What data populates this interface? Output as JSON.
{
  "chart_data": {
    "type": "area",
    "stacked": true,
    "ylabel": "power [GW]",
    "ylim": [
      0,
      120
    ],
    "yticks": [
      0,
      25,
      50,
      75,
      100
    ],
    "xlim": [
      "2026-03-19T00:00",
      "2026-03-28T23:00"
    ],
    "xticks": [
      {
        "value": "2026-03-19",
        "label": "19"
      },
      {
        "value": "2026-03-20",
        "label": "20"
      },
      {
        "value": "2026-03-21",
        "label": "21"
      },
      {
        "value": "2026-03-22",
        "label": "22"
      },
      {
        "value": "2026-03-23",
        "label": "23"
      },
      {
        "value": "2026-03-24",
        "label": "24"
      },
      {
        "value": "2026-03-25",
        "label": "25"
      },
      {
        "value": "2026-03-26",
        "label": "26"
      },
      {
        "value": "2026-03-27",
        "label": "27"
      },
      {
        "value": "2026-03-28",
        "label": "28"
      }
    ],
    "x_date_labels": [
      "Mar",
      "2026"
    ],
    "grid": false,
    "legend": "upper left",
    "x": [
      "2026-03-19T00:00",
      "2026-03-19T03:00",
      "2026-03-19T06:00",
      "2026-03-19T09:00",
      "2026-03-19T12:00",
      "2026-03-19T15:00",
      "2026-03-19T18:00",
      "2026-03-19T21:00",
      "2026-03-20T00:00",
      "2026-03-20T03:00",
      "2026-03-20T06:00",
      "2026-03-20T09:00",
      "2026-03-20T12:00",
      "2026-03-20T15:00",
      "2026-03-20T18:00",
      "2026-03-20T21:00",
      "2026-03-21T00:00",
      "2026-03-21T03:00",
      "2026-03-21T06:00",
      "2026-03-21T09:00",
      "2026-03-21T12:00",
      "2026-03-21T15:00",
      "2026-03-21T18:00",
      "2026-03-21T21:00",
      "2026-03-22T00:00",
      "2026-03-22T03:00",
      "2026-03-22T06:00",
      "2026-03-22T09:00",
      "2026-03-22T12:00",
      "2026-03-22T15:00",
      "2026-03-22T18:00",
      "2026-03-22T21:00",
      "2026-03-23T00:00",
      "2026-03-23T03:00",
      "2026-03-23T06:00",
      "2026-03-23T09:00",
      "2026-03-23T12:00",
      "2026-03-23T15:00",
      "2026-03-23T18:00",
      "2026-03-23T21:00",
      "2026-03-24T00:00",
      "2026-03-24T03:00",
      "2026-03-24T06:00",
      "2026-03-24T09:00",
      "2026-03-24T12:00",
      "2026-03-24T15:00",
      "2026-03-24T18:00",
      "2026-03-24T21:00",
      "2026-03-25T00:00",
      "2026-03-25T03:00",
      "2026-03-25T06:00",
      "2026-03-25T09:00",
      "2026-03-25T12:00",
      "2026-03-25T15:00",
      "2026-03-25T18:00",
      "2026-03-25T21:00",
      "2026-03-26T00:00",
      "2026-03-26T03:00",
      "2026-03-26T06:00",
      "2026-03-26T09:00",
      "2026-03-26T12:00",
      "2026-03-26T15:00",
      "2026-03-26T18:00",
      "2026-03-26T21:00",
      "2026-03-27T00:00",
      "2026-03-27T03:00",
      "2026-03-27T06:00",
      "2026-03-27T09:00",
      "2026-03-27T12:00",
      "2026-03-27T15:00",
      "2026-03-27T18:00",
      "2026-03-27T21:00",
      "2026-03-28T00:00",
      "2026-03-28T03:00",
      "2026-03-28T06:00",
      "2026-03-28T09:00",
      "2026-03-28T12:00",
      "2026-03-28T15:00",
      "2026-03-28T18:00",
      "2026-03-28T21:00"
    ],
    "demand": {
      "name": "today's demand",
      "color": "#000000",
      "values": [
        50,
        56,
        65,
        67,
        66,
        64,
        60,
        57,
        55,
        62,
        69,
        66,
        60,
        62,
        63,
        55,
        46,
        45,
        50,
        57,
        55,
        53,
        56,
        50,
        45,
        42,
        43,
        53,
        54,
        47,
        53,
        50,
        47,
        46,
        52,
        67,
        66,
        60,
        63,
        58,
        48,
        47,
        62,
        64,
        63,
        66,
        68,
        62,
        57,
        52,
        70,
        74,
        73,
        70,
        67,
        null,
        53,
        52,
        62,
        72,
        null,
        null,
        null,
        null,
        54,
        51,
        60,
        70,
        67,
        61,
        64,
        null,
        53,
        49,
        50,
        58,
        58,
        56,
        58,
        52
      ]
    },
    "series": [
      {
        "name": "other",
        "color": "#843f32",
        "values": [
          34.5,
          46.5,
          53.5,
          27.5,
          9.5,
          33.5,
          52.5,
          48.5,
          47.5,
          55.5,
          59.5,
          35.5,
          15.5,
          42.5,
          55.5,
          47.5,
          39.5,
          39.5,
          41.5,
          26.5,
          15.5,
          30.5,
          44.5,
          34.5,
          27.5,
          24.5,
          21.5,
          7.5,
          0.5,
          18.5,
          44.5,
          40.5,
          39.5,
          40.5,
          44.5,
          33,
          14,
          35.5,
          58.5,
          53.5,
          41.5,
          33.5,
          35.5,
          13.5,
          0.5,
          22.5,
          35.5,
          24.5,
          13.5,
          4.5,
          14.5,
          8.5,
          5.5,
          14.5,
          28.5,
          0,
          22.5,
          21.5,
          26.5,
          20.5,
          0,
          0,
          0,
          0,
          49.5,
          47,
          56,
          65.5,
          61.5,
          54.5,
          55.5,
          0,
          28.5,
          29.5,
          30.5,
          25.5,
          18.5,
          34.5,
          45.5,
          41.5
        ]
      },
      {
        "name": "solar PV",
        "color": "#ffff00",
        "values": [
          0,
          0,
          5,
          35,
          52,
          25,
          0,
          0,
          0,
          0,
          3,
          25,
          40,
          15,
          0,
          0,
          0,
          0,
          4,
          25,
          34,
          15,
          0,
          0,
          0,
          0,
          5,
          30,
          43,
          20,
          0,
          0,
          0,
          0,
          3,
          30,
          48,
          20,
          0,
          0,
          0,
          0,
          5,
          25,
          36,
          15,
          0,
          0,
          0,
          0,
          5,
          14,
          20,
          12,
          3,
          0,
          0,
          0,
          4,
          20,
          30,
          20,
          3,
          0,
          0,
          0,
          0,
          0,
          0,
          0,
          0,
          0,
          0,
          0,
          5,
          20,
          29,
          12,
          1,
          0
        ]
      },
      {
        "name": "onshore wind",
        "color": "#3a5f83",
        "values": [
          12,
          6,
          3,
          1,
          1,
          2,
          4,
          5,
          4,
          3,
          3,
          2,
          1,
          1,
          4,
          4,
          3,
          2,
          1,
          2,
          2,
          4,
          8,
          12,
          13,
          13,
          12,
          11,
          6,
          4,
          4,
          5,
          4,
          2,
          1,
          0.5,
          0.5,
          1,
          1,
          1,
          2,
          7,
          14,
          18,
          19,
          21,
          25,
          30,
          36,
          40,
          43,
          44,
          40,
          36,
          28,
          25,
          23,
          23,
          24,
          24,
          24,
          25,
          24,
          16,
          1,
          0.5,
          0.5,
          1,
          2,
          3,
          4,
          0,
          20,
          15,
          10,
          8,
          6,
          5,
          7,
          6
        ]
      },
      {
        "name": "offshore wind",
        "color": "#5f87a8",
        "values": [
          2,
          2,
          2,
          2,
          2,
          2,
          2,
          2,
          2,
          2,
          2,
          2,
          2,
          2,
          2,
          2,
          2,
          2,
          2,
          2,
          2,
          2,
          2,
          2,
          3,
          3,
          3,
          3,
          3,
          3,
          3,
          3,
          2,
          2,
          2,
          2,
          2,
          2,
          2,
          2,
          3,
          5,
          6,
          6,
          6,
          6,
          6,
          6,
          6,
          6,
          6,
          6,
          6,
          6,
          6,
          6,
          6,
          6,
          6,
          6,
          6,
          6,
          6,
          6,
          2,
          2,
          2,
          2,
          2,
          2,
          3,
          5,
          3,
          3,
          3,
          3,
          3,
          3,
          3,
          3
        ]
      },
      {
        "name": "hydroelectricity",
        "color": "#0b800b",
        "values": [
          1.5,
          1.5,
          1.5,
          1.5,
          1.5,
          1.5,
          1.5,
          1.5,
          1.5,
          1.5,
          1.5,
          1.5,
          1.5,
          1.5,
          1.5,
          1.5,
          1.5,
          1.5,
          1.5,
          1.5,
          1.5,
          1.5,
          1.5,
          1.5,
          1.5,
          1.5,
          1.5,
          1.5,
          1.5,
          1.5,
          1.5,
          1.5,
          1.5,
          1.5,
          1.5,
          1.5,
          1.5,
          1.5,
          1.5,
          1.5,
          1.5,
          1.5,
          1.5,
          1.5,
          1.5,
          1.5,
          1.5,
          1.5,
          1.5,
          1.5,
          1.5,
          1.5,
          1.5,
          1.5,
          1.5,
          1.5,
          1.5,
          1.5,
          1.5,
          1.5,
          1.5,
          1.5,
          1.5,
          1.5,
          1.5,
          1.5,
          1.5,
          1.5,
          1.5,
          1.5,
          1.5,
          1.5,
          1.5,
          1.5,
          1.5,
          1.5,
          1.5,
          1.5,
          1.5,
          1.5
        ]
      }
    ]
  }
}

•••

* Directions for this task *
Locate the lines above that hold the word "color". Show every one of them.

* Exercise result *
      "color": "#000000",
        "color": "#843f32",
        "color": "#ffff00",
        "color": "#3a5f83",
        "color": "#5f87a8",
        "color": "#0b800b",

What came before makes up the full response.